▸ Prompt
Search the material for the word "Average" and copy each line that holds it.

(Items from a figure collection)

◇ ◇ ◇ ◇ ◇ ◇ ◇

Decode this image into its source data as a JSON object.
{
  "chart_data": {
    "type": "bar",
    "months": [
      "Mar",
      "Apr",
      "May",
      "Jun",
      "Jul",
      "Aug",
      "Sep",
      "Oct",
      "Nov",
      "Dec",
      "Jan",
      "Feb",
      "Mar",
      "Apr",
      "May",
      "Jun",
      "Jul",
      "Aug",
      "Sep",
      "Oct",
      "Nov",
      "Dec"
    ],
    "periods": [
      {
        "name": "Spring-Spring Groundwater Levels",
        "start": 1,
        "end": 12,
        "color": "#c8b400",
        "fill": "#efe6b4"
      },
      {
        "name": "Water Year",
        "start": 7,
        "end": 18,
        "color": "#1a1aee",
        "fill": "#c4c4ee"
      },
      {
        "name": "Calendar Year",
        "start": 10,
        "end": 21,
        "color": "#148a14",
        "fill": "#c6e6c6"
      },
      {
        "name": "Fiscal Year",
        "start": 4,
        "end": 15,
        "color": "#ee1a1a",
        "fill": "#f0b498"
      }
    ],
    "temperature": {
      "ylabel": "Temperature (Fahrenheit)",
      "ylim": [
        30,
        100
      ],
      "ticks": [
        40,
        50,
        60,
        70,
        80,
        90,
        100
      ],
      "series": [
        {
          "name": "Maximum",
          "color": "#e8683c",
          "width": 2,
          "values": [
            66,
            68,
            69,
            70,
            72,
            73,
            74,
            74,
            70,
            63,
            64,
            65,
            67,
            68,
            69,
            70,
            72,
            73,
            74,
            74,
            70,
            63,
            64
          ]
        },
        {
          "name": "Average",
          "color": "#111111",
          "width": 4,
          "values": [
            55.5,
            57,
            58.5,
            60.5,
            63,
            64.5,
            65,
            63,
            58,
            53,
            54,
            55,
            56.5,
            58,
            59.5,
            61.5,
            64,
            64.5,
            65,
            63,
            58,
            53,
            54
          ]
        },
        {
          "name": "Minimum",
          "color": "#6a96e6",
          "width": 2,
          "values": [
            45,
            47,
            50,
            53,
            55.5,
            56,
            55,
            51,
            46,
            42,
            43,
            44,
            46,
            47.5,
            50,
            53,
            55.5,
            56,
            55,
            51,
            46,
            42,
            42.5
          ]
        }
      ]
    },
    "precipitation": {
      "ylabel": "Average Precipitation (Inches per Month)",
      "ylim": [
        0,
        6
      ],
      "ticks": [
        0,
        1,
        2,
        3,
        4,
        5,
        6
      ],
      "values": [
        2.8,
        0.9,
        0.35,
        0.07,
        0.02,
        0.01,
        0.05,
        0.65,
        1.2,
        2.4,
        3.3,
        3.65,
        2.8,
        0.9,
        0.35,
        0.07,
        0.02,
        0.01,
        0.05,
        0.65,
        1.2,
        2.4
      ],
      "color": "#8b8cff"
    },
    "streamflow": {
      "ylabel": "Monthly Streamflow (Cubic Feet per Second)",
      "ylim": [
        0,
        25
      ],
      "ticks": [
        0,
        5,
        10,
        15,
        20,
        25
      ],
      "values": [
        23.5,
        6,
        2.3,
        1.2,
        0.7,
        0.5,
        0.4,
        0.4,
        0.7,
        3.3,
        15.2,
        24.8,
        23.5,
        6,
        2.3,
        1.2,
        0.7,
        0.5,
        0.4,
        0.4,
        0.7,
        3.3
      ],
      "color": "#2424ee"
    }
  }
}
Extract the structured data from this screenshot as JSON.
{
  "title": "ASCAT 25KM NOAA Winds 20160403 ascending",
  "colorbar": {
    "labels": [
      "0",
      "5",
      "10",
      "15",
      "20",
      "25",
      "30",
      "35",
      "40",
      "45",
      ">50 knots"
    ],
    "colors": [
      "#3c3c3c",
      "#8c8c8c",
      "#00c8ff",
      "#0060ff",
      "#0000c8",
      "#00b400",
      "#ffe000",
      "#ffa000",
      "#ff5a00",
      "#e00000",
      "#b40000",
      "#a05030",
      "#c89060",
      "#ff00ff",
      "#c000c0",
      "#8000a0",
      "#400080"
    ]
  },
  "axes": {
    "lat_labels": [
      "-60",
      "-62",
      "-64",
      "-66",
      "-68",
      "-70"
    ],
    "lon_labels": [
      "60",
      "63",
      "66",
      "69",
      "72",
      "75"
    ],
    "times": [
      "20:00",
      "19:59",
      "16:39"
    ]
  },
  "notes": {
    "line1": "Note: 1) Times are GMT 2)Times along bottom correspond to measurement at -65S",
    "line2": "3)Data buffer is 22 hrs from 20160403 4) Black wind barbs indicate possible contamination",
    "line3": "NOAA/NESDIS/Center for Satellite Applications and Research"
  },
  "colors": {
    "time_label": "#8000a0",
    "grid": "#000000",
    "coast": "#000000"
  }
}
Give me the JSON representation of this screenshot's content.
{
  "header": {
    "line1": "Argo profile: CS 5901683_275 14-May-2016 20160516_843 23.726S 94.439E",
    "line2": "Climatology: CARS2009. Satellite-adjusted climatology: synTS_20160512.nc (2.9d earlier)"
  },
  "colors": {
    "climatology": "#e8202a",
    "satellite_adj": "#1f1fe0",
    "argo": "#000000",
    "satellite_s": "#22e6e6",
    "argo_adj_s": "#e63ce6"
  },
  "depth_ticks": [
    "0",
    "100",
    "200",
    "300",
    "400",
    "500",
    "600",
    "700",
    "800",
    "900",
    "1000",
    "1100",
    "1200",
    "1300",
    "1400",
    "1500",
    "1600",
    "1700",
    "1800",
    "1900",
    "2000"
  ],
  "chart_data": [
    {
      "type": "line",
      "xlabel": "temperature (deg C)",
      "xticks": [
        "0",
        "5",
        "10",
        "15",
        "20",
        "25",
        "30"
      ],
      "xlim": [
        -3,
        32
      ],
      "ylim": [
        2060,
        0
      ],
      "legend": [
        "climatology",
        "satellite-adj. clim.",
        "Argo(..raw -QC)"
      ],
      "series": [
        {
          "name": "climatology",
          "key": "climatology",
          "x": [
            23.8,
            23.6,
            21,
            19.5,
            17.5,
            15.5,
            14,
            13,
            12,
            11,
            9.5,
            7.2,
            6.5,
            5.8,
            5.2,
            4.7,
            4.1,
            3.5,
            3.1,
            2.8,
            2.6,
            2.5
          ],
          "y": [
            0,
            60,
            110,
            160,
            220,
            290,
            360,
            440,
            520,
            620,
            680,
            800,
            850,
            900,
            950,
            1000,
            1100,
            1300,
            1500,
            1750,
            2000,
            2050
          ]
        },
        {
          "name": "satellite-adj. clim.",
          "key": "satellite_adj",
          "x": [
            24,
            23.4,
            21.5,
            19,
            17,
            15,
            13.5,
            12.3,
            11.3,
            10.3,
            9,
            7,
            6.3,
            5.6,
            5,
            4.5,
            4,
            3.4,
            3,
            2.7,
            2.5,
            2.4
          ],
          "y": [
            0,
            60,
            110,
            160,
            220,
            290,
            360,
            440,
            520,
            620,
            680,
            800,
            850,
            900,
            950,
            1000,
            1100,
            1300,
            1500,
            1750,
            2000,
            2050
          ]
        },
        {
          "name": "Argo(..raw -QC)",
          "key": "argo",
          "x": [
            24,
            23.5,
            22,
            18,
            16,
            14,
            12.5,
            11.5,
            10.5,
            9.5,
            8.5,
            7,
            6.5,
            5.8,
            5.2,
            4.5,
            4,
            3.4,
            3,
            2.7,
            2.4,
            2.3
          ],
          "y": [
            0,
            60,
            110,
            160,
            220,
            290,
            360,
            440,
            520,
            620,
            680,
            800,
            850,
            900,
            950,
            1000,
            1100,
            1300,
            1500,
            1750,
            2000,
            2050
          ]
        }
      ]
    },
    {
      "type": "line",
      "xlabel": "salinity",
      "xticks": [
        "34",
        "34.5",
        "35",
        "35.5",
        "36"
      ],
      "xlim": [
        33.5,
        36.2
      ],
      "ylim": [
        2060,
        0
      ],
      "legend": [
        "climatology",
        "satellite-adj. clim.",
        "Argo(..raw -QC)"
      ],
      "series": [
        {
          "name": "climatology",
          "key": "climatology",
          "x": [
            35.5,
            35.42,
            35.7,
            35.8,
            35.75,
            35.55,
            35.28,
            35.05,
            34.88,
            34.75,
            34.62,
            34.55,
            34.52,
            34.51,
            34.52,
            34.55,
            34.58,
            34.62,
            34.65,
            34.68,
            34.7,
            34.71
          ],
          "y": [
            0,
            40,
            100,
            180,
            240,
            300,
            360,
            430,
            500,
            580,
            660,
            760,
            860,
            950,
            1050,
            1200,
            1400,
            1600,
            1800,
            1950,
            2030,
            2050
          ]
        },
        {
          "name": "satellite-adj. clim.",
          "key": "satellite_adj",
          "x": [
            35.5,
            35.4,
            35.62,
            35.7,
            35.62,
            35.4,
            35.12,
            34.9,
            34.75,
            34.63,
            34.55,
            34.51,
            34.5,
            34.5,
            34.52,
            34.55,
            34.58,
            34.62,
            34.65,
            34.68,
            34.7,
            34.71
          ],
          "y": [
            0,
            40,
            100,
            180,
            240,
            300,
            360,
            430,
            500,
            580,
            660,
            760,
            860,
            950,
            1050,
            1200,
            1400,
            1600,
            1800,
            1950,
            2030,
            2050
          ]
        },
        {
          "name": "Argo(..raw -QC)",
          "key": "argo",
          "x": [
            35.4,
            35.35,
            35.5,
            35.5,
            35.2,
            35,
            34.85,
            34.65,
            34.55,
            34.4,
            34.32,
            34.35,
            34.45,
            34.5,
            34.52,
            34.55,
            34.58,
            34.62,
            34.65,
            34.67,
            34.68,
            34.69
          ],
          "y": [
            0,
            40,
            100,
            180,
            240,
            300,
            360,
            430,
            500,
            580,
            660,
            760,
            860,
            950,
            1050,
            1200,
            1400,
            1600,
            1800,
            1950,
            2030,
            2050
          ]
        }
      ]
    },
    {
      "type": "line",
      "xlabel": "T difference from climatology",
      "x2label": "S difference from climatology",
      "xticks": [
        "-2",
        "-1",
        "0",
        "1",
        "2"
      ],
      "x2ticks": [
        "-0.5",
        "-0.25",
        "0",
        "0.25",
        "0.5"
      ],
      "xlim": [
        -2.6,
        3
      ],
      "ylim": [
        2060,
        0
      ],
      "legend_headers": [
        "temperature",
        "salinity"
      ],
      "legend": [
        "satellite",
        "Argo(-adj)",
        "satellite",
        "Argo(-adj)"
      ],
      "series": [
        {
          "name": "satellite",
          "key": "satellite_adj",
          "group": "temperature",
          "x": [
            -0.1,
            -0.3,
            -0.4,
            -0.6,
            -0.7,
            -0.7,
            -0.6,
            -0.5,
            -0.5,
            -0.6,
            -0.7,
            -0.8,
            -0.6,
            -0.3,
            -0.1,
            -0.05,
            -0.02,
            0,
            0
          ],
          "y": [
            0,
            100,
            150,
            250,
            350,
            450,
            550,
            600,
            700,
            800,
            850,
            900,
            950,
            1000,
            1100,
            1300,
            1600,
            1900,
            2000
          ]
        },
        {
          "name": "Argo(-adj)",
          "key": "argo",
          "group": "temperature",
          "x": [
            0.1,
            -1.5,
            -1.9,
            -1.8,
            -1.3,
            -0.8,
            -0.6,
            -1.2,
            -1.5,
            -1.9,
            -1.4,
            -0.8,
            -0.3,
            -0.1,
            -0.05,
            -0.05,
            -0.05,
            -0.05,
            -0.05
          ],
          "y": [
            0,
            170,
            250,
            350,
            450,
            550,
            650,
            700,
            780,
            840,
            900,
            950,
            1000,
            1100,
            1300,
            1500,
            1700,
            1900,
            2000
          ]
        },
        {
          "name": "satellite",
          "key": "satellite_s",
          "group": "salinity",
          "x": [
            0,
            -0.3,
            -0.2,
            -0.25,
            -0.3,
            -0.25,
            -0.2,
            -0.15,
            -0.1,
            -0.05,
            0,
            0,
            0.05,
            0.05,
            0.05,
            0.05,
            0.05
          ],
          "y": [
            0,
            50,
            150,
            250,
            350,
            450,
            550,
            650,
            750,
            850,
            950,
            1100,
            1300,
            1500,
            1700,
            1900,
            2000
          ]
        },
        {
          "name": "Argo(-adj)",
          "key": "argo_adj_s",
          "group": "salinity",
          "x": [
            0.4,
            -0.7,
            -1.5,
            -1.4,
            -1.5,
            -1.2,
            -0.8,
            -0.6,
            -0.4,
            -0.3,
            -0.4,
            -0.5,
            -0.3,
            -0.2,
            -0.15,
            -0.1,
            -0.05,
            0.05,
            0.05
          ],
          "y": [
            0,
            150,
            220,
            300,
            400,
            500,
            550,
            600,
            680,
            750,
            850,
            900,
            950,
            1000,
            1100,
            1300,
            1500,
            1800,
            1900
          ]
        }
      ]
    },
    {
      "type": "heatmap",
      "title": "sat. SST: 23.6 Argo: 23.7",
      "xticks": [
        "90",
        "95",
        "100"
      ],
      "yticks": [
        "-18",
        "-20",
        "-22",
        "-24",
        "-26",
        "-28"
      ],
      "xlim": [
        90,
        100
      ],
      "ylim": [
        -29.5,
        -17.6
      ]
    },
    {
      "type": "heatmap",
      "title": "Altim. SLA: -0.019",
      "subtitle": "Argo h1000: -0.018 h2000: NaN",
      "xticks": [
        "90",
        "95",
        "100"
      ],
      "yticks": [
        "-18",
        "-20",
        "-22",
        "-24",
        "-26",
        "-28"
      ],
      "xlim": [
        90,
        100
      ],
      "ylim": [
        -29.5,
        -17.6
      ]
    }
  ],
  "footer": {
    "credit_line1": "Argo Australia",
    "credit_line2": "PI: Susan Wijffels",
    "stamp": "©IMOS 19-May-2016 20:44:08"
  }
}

◇ ◇ ◇ ◇ ◇ ◇ ◇

▸ Result of this task
          "name": "Average",
      "ylabel": "Average Precipitation (Inches per Month)",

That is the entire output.